___ Texto

Estava com os óculos errados. Há muito tempo não ia ao oculista. Oculista não, oftamologista. Sempre confundia. E a coisa chegou num ponto que não podia mais adiar.

Primeiro foi aquela festa. Comemoração de final de filmagem, festinha de apartamento, equipe reunida. Luz estrobo, sala lotada e música alta. Umas dez pessoas adiante, estava o maquiador. E durante os dois meses de trabalho eles tinham ficado amigos íntimos. Ela havia contado toda a sua vida e compartilhado as angústias da profissão com ele. O maquiador era o primeiro da ordem do dia. Às seis e trinta e cinco da manhã, já colocava produtos importados na sua cara sonolenta. Para deixá-la linda. E ela se afeiçoou a ele por isso.

Então atravessou a sala, esbarrou em vários corpos e chegou diante dele numa felicidade de reencontro de amigos do segundo grau. A trinta centímetros do rapaz, ela finalmente viu o rosto com nitidez. Era um desconhecido. Em segundos, seu corpo inteiro resolveu seguir o comando que já tinha recebido do cérebro, e ela abraçou aquele desconhecido como se fosse o seu colega de set. E assim, numa sequência, deu meia volta, já murcha, o corpo todo demonstrando o peso do engano.

Dias depois teve o telefonema de um amigo.

– Você está cega ou eu te fiz alguma coisa? – Foi a pergunta que ouviu antes do alô. – Passei por você, acenei, você olhou pra mim e nem me respondeu!

– Não te vi. Juro. Acho que a miopia avançou, preciso ver isso. – E se desculpou. Ali descobriu que sua condição ocular estava aos poucos destruindo suas relações.

______
___ Dados fornecidos

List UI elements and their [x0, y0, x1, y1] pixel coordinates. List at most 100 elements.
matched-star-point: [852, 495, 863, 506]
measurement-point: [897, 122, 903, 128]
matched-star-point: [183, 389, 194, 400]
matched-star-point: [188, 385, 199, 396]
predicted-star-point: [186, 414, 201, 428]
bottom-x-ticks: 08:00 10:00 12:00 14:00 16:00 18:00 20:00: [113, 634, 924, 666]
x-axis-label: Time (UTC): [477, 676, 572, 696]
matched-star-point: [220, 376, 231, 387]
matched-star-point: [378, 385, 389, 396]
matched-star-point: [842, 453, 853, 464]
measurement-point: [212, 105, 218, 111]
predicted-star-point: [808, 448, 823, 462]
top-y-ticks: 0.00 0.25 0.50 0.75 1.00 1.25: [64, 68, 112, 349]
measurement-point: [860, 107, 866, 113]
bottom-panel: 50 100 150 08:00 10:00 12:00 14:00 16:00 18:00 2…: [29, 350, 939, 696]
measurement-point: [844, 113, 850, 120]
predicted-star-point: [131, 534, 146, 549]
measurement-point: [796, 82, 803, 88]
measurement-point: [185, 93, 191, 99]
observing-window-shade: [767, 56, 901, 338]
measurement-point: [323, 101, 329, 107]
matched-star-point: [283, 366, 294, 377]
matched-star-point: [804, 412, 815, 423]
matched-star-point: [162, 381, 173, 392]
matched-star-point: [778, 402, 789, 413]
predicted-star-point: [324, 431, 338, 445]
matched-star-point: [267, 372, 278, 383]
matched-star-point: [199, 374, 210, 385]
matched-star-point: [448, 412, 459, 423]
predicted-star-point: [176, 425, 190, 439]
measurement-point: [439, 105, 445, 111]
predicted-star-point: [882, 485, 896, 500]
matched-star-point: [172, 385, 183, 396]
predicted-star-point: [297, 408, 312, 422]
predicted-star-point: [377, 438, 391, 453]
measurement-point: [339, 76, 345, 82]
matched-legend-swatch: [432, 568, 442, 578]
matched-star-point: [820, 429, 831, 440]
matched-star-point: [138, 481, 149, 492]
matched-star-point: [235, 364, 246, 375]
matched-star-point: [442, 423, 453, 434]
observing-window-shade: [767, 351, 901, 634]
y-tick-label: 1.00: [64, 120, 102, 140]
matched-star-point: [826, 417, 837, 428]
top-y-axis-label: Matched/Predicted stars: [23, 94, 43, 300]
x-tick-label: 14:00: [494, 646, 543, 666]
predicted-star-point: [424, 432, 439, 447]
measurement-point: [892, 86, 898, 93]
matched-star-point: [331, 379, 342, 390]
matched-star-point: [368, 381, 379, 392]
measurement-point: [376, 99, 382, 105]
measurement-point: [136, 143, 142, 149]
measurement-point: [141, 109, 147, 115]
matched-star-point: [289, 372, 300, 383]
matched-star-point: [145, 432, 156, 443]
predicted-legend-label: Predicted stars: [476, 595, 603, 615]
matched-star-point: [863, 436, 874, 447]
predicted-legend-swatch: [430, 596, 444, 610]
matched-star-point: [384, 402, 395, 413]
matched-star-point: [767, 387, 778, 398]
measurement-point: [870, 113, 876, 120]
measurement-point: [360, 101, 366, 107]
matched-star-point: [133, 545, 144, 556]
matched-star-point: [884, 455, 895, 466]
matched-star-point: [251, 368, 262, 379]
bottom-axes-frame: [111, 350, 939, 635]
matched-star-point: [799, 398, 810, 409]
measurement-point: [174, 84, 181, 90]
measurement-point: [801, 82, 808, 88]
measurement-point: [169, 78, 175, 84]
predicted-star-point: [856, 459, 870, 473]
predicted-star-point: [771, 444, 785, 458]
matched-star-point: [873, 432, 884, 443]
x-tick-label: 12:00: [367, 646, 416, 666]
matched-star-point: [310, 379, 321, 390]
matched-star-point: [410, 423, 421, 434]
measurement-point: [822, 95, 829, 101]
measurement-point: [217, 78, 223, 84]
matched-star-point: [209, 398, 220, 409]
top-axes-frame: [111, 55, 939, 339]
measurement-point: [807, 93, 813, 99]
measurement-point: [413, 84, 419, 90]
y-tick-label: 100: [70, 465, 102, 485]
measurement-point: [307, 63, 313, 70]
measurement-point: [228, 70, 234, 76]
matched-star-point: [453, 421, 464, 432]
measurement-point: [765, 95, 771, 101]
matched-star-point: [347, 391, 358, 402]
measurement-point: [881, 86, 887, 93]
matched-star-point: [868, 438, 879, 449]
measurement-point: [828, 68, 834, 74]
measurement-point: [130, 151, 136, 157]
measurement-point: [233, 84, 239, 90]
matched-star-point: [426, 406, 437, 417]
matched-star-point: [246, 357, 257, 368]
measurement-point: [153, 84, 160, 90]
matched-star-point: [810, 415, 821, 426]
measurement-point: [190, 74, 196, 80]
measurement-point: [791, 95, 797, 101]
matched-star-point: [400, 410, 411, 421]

______

Segundo o texto, a que horas o maquiador já colocava produtos no rosto dela? Os itens não têm relação com o texto.

Resposta do exercício: Às seis e trinta e cinco da manhã.